Task
Answer with a single number, the count of lines holding the word "tableau".

Records for this exercise
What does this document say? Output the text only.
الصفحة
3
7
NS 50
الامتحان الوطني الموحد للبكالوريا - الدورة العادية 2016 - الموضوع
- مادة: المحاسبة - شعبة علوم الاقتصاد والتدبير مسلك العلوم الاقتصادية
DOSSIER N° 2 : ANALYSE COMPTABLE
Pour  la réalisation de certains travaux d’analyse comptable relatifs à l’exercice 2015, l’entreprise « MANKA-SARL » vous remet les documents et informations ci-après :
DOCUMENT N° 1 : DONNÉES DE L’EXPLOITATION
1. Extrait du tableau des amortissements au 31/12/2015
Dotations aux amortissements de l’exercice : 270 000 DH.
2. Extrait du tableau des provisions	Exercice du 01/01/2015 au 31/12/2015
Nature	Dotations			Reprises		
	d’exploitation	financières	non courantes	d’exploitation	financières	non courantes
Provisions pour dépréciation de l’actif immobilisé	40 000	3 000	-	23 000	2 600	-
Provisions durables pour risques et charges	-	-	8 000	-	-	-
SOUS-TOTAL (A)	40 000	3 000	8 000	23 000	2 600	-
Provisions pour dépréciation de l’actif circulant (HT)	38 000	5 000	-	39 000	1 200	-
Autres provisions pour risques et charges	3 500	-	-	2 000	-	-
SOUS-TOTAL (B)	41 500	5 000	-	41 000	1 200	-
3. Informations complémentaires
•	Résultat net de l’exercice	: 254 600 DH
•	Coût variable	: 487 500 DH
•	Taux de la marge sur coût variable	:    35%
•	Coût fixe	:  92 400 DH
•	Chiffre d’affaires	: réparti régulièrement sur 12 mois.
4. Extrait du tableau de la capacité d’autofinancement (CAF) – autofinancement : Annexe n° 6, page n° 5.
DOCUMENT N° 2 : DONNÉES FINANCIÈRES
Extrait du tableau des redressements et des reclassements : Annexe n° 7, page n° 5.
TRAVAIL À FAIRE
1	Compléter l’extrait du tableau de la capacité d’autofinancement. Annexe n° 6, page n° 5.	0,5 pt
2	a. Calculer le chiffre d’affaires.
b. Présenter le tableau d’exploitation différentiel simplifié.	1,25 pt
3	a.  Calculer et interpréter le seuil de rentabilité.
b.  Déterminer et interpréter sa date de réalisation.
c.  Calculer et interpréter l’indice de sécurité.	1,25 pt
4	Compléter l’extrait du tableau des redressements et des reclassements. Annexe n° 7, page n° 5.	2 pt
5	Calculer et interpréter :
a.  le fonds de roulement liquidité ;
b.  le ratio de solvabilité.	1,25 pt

Exercise solution
7